WHAT THE TASK ASKS → Can you print the data exactly and leave out each image?
— Start of RECORDS —
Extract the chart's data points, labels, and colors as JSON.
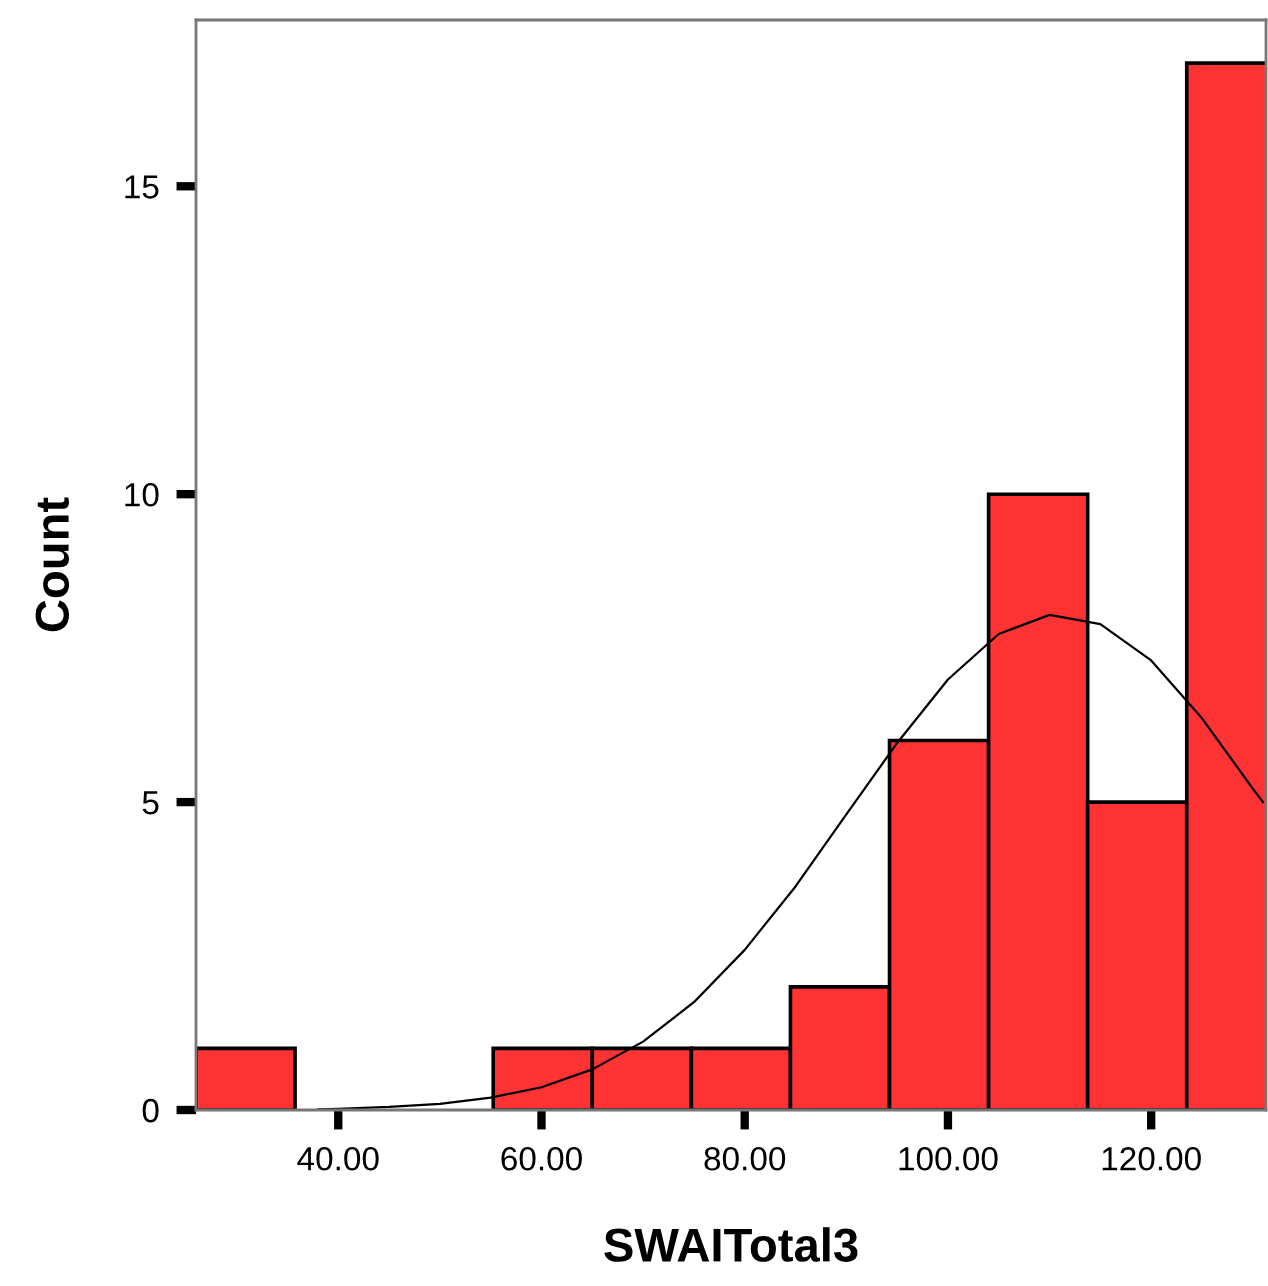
{
  "chart_data": {
    "type": "histogram",
    "xlabel": "SWAITotal3",
    "ylabel": "Count",
    "series": [
      {
        "color": "#ff3333",
        "bins": [
          26,
          35.75,
          45.5,
          55.25,
          65,
          74.75,
          84.5,
          94.25,
          104,
          113.75,
          123.5,
          133.25
        ],
        "values": [
          1,
          0,
          0,
          1,
          1,
          1,
          2,
          6,
          10,
          5,
          17
        ]
      },
      {
        "type": "line",
        "color": "#000000",
        "x": [
          38,
          40,
          45,
          50,
          55,
          60,
          65,
          70,
          75,
          80,
          85,
          90,
          95,
          100,
          105,
          110,
          115,
          120,
          125,
          130,
          131
        ],
        "values": [
          0.01,
          0.02,
          0.05,
          0.1,
          0.2,
          0.37,
          0.66,
          1.11,
          1.75,
          2.6,
          3.63,
          4.8,
          5.96,
          6.99,
          7.73,
          8.04,
          7.89,
          7.3,
          6.36,
          5.22,
          5.0
        ]
      }
    ],
    "xlim": [
      26,
      131.3
    ],
    "ylim": [
      0,
      17.7
    ],
    "xticks": [
      {
        "value": 40,
        "label": "40.00"
      },
      {
        "value": 60,
        "label": "60.00"
      },
      {
        "value": 80,
        "label": "80.00"
      },
      {
        "value": 100,
        "label": "100.00"
      },
      {
        "value": 120,
        "label": "120.00"
      }
    ],
    "yticks": [
      0,
      5,
      10,
      15
    ]
  }
}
— End of RECORDS —
TASK RESPONSE →
Extract the chart's data points, labels, and colors as JSON.
{
  "chart_data": {
    "type": "histogram",
    "xlabel": "SWAITotal3",
    "ylabel": "Count",
    "series": [
      {
        "color": "#ff3333",
        "bins": [
          26,
          35.75,
          45.5,
          55.25,
          65,
          74.75,
          84.5,
          94.25,
          104,
          113.75,
          123.5,
          133.25
        ],
        "values": [
          1,
          0,
          0,
          1,
          1,
          1,
          2,
          6,
          10,
          5,
          17
        ]
      },
      {
        "type": "line",
        "color": "#000000",
        "x": [
          38,
          40,
          45,
          50,
          55,
          60,
          65,
          70,
          75,
          80,
          85,
          90,
          95,
          100,
          105,
          110,
          115,
          120,
          125,
          130,
          131
        ],
        "values": [
          0.01,
          0.02,
          0.05,
          0.1,
          0.2,
          0.37,
          0.66,
          1.11,
          1.75,
          2.6,
          3.63,
          4.8,
          5.96,
          6.99,
          7.73,
          8.04,
          7.89,
          7.3,
          6.36,
          5.22,
          5.0
        ]
      }
    ],
    "xlim": [
      26,
      131.3
    ],
    "ylim": [
      0,
      17.7
    ],
    "xticks": [
      {
        "value": 40,
        "label": "40.00"
      },
      {
        "value": 60,
        "label": "60.00"
      },
      {
        "value": 80,
        "label": "80.00"
      },
      {
        "value": 100,
        "label": "100.00"
      },
      {
        "value": 120,
        "label": "120.00"
      }
    ],
    "yticks": [
      0,
      5,
      10,
      15
    ]
  }
}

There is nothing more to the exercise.